▶ [TO DO]:
Your task is to output all the records below, word for word.

────────────────────────────────────────

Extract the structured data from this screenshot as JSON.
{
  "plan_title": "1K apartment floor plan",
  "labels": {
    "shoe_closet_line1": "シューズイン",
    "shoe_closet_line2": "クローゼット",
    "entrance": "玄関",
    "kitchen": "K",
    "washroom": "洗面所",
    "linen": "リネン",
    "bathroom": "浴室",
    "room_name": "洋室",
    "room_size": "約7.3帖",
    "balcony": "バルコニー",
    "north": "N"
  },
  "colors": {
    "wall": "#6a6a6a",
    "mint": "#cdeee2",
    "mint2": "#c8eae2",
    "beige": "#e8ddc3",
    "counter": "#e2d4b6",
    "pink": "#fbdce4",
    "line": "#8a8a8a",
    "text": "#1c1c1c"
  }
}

────────────────────────────────────────

▶ [ANSWER FOR THE TASK]:
Extract the structured data from this screenshot as JSON.
{
  "plan_title": "1K apartment floor plan",
  "labels": {
    "shoe_closet_line1": "シューズイン",
    "shoe_closet_line2": "クローゼット",
    "entrance": "玄関",
    "kitchen": "K",
    "washroom": "洗面所",
    "linen": "リネン",
    "bathroom": "浴室",
    "room_name": "洋室",
    "room_size": "約7.3帖",
    "balcony": "バルコニー",
    "north": "N"
  },
  "colors": {
    "wall": "#6a6a6a",
    "mint": "#cdeee2",
    "mint2": "#c8eae2",
    "beige": "#e8ddc3",
    "counter": "#e2d4b6",
    "pink": "#fbdce4",
    "line": "#8a8a8a",
    "text": "#1c1c1c"
  }
}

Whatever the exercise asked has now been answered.